[Collected data]
※ ※ ※

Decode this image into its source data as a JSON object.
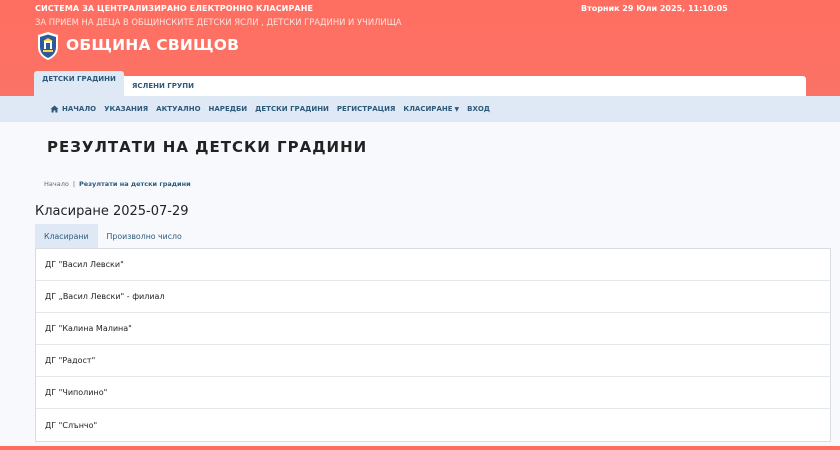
{
  "header": {
    "system_title": "СИСТЕМА ЗА ЦЕНТРАЛИЗИРАНО ЕЛЕКТРОННО КЛАСИРАНЕ",
    "system_subtitle": "ЗА ПРИЕМ НА ДЕЦА В ОБЩИНСКИТЕ ДЕТСКИ ЯСЛИ , ДЕТСКИ ГРАДИНИ И УЧИЛИЩА",
    "datetime": "Вторник 29 Юли 2025, 11:10:05",
    "brand": "ОБЩИНА СВИЩОВ",
    "logo_icon": "municipality-crest-icon",
    "accent_color": "#ff6b5f"
  },
  "top_tabs": [
    {
      "label": "ДЕТСКИ ГРАДИНИ",
      "active": true
    },
    {
      "label": "ЯСЛЕНИ ГРУПИ",
      "active": false
    }
  ],
  "nav": {
    "items": [
      {
        "label": "НАЧАЛО",
        "icon": "home-icon"
      },
      {
        "label": "УКАЗАНИЯ"
      },
      {
        "label": "АКТУАЛНО"
      },
      {
        "label": "НАРЕДБИ"
      },
      {
        "label": "ДЕТСКИ ГРАДИНИ"
      },
      {
        "label": "РЕГИСТРАЦИЯ"
      },
      {
        "label": "КЛАСИРАНЕ",
        "dropdown": true
      },
      {
        "label": "ВХОД"
      }
    ]
  },
  "page": {
    "title": "РЕЗУЛТАТИ НА ДЕТСКИ ГРАДИНИ",
    "breadcrumb": {
      "home": "Начало",
      "separator": "|",
      "current": "Резултати на детски градини"
    },
    "section_title": "Класиране 2025-07-29",
    "subtabs": [
      {
        "label": "Класирани",
        "active": true
      },
      {
        "label": "Произволно число",
        "active": false
      }
    ],
    "kindergartens": [
      "ДГ \"Васил Левски\"",
      "ДГ „Васил Левски\" - филиал",
      "ДГ \"Калина Малина\"",
      "ДГ \"Радост\"",
      "ДГ \"Чиполино\"",
      "ДГ \"Слънчо\""
    ]
  }
}
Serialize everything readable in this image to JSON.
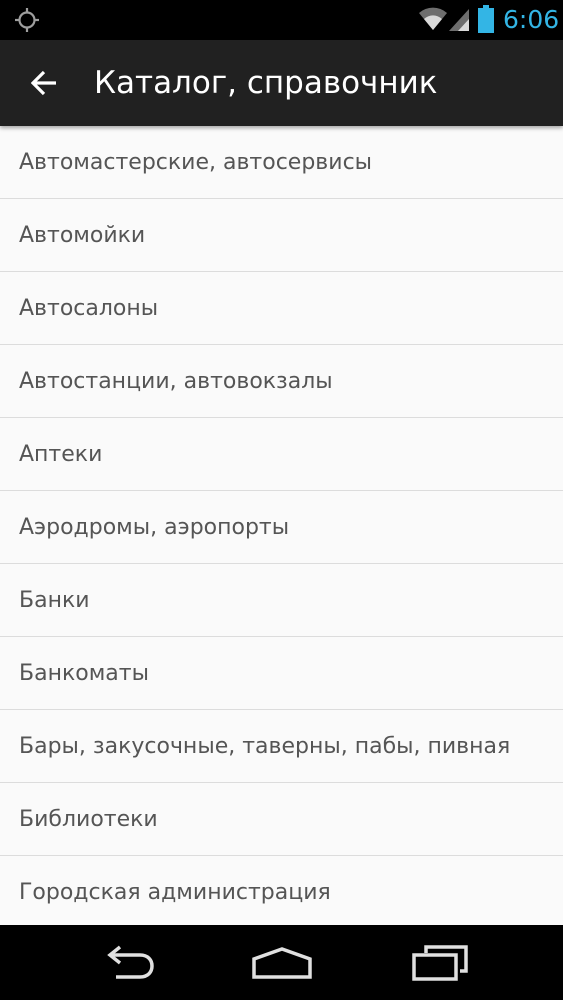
{
  "status_bar": {
    "time": "6:06",
    "icons": [
      "gps-icon",
      "wifi-icon",
      "signal-icon",
      "battery-icon"
    ]
  },
  "action_bar": {
    "title": "Каталог, справочник",
    "back_icon": "arrow-left-icon"
  },
  "catalog": {
    "items": [
      {
        "label": "Автомастерские, автосервисы"
      },
      {
        "label": "Автомойки"
      },
      {
        "label": "Автосалоны"
      },
      {
        "label": "Автостанции, автовокзалы"
      },
      {
        "label": "Аптеки"
      },
      {
        "label": "Аэродромы, аэропорты"
      },
      {
        "label": "Банки"
      },
      {
        "label": "Банкоматы"
      },
      {
        "label": "Бары, закусочные, таверны, пабы, пивная"
      },
      {
        "label": "Библиотеки"
      },
      {
        "label": "Городская администрация"
      }
    ]
  },
  "nav_bar": {
    "icons": [
      "nav-back-icon",
      "nav-home-icon",
      "nav-recents-icon"
    ]
  },
  "colors": {
    "status_time": "#33b5e5",
    "action_bar_bg": "#212121",
    "list_bg": "#fafafa",
    "list_text": "#555555",
    "divider": "#dcdcdc"
  }
}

※ ※ ※

**What you are asked to do**
All the lines above are to be reproduced exactly, except the pictures.

**Solution to this exercise**
Decode this image into its source data as a JSON object.
{
  "header": {
    "system_title": "СИСТЕМА ЗА ЦЕНТРАЛИЗИРАНО ЕЛЕКТРОННО КЛАСИРАНЕ",
    "system_subtitle": "ЗА ПРИЕМ НА ДЕЦА В ОБЩИНСКИТЕ ДЕТСКИ ЯСЛИ , ДЕТСКИ ГРАДИНИ И УЧИЛИЩА",
    "datetime": "Вторник 29 Юли 2025, 11:10:05",
    "brand": "ОБЩИНА СВИЩОВ",
    "logo_icon": "municipality-crest-icon",
    "accent_color": "#ff6b5f"
  },
  "top_tabs": [
    {
      "label": "ДЕТСКИ ГРАДИНИ",
      "active": true
    },
    {
      "label": "ЯСЛЕНИ ГРУПИ",
      "active": false
    }
  ],
  "nav": {
    "items": [
      {
        "label": "НАЧАЛО",
        "icon": "home-icon"
      },
      {
        "label": "УКАЗАНИЯ"
      },
      {
        "label": "АКТУАЛНО"
      },
      {
        "label": "НАРЕДБИ"
      },
      {
        "label": "ДЕТСКИ ГРАДИНИ"
      },
      {
        "label": "РЕГИСТРАЦИЯ"
      },
      {
        "label": "КЛАСИРАНЕ",
        "dropdown": true
      },
      {
        "label": "ВХОД"
      }
    ]
  },
  "page": {
    "title": "РЕЗУЛТАТИ НА ДЕТСКИ ГРАДИНИ",
    "breadcrumb": {
      "home": "Начало",
      "separator": "|",
      "current": "Резултати на детски градини"
    },
    "section_title": "Класиране 2025-07-29",
    "subtabs": [
      {
        "label": "Класирани",
        "active": true
      },
      {
        "label": "Произволно число",
        "active": false
      }
    ],
    "kindergartens": [
      "ДГ \"Васил Левски\"",
      "ДГ „Васил Левски\" - филиал",
      "ДГ \"Калина Малина\"",
      "ДГ \"Радост\"",
      "ДГ \"Чиполино\"",
      "ДГ \"Слънчо\""
    ]
  }
}
Serialize everything readable in this image to JSON.
{
  "status_bar": {
    "time": "6:06",
    "icons": [
      "gps-icon",
      "wifi-icon",
      "signal-icon",
      "battery-icon"
    ]
  },
  "action_bar": {
    "title": "Каталог, справочник",
    "back_icon": "arrow-left-icon"
  },
  "catalog": {
    "items": [
      {
        "label": "Автомастерские, автосервисы"
      },
      {
        "label": "Автомойки"
      },
      {
        "label": "Автосалоны"
      },
      {
        "label": "Автостанции, автовокзалы"
      },
      {
        "label": "Аптеки"
      },
      {
        "label": "Аэродромы, аэропорты"
      },
      {
        "label": "Банки"
      },
      {
        "label": "Банкоматы"
      },
      {
        "label": "Бары, закусочные, таверны, пабы, пивная"
      },
      {
        "label": "Библиотеки"
      },
      {
        "label": "Городская администрация"
      }
    ]
  },
  "nav_bar": {
    "icons": [
      "nav-back-icon",
      "nav-home-icon",
      "nav-recents-icon"
    ]
  },
  "colors": {
    "status_time": "#33b5e5",
    "action_bar_bg": "#212121",
    "list_bg": "#fafafa",
    "list_text": "#555555",
    "divider": "#dcdcdc"
  }
}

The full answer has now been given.